Aim of the exercise:
From the entries below, gather each line containing the word "是什么意思".

★ ★ ★ ★ ★ ★ ★

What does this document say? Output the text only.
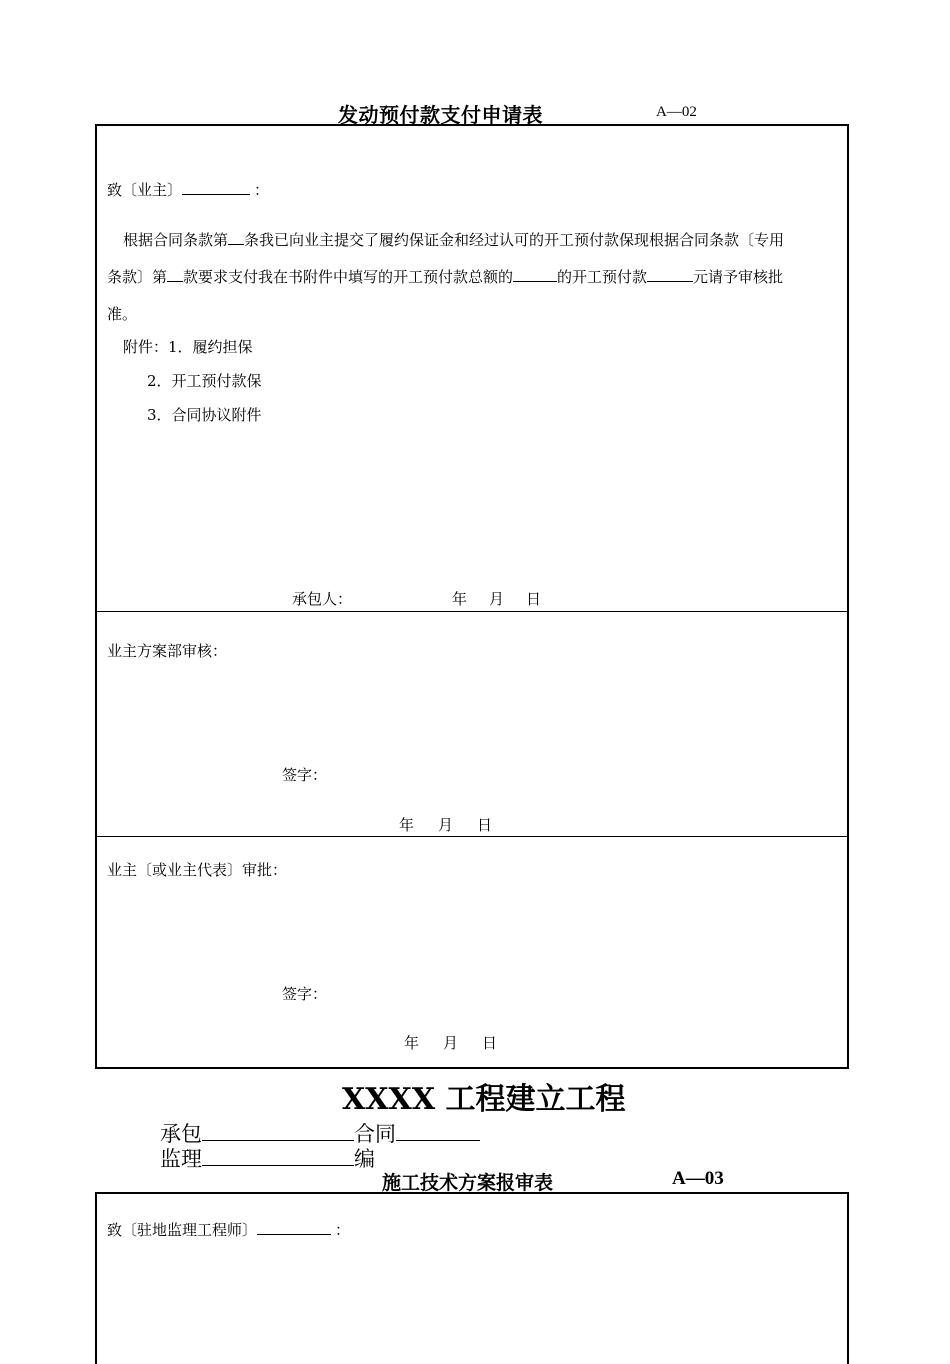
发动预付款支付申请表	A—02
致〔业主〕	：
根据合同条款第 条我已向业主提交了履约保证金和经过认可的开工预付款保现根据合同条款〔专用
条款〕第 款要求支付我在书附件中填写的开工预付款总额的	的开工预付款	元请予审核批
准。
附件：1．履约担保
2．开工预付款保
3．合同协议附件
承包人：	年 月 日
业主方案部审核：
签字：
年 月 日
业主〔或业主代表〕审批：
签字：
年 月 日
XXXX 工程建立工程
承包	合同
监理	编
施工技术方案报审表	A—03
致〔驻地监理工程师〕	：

★ ★ ★ ★ ★ ★ ★

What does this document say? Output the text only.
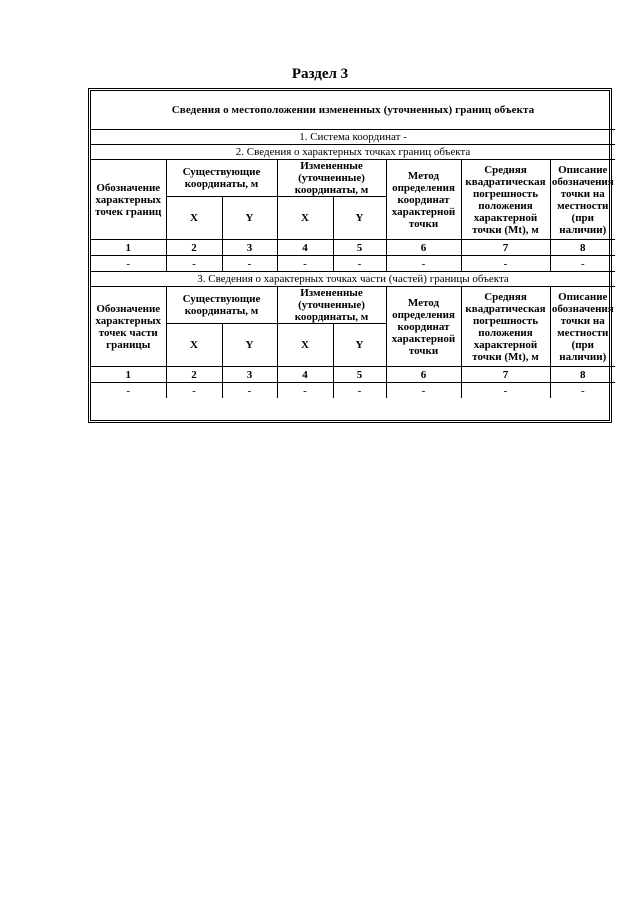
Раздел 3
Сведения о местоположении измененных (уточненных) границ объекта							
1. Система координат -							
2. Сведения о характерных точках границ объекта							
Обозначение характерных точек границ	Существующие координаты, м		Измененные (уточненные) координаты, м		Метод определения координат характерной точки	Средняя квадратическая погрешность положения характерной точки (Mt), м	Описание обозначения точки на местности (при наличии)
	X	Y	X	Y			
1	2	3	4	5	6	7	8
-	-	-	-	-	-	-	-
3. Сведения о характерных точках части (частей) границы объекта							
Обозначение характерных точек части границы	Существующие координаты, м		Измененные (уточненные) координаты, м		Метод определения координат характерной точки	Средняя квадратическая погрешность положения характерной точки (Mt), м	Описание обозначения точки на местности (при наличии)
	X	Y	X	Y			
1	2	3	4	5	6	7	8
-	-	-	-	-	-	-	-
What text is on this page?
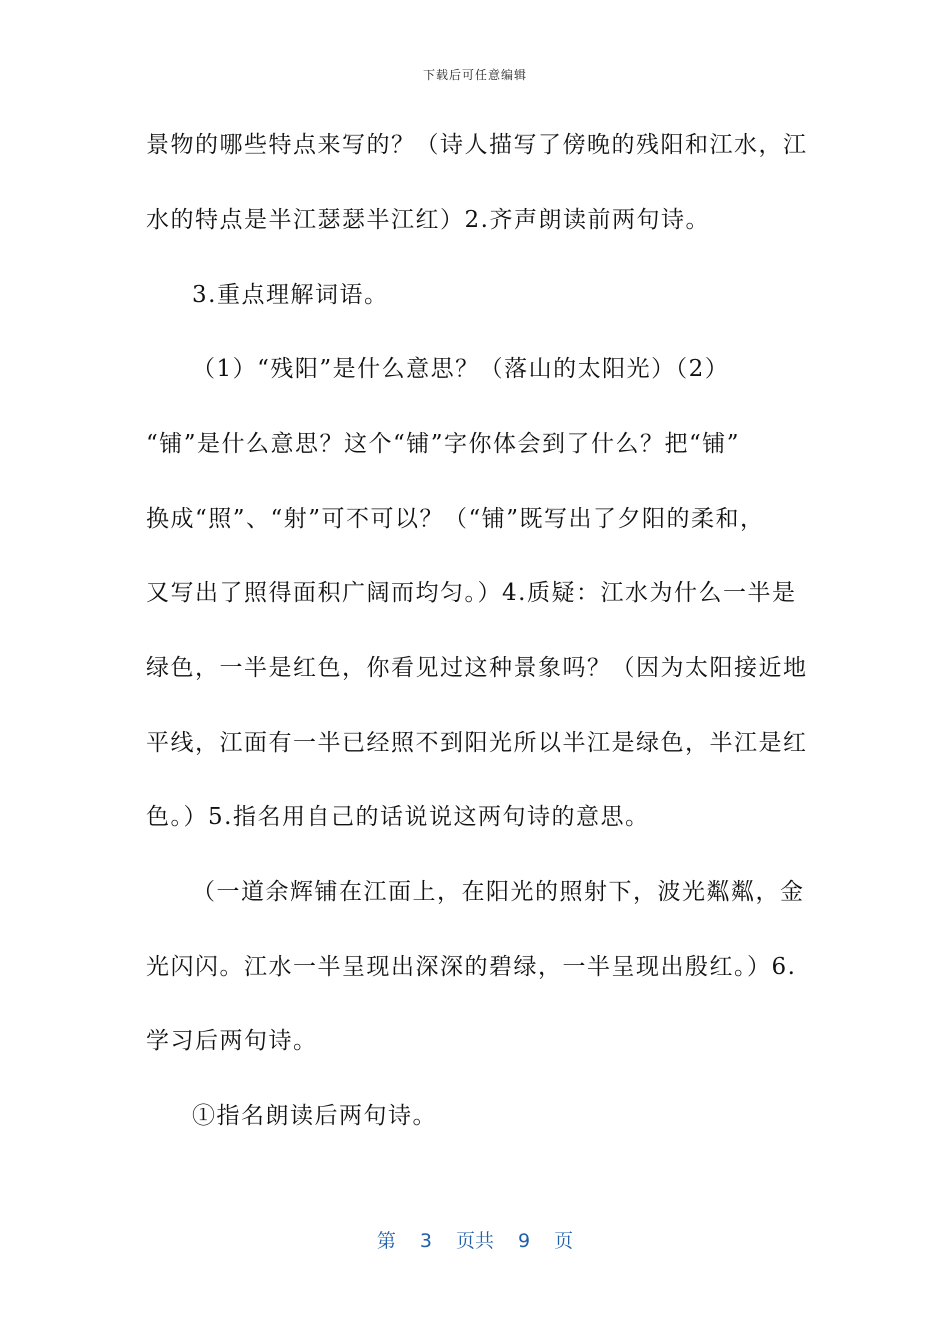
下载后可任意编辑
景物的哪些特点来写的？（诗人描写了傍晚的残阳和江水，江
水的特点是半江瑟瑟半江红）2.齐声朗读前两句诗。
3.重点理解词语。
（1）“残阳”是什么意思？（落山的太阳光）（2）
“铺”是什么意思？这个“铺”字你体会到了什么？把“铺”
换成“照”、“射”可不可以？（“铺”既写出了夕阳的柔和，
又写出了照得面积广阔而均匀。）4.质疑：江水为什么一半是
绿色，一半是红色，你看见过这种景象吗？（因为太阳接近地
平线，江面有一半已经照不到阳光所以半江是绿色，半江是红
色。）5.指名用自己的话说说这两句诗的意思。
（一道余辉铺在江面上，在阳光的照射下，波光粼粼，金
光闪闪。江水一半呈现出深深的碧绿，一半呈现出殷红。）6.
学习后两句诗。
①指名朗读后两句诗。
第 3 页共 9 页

★ ★ ★ ★ ★ ★ ★

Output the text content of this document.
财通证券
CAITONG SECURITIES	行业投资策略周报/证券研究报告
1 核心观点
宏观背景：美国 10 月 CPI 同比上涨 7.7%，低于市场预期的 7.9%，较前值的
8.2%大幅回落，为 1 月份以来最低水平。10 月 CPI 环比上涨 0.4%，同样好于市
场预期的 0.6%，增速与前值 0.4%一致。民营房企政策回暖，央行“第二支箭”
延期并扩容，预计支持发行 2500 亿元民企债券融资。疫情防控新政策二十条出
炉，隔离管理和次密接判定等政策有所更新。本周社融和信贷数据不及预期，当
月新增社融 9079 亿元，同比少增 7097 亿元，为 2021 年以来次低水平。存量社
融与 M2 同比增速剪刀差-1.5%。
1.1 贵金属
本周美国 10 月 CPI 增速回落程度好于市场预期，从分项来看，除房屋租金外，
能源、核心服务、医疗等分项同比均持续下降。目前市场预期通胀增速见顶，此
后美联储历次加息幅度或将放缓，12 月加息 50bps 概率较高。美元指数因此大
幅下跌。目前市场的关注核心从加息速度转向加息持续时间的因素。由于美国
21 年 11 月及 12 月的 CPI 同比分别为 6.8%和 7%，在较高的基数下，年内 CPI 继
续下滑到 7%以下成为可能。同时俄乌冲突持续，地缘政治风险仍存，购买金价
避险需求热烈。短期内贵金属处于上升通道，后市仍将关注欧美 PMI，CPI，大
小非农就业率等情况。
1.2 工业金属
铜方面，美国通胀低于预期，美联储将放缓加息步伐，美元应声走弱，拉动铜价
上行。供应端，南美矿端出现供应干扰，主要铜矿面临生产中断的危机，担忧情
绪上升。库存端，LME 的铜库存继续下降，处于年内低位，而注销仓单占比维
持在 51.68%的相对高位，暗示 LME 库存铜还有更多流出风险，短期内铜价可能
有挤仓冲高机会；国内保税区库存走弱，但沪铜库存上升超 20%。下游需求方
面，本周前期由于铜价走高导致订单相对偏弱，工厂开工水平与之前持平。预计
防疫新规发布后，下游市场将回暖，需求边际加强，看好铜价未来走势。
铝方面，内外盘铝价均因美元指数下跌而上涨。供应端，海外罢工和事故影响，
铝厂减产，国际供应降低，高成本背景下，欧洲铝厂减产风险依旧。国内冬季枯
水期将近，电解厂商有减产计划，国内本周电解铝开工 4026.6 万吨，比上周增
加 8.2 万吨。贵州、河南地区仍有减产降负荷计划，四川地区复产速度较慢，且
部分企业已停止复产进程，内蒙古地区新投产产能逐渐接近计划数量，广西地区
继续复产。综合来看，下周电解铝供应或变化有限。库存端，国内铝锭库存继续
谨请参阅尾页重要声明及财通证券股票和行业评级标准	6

★ ★ ★ ★ ★ ★ ★

Answer in full:
（1）“残阳”是什么意思？（落山的太阳光）（2）
“铺”是什么意思？这个“铺”字你体会到了什么？把“铺”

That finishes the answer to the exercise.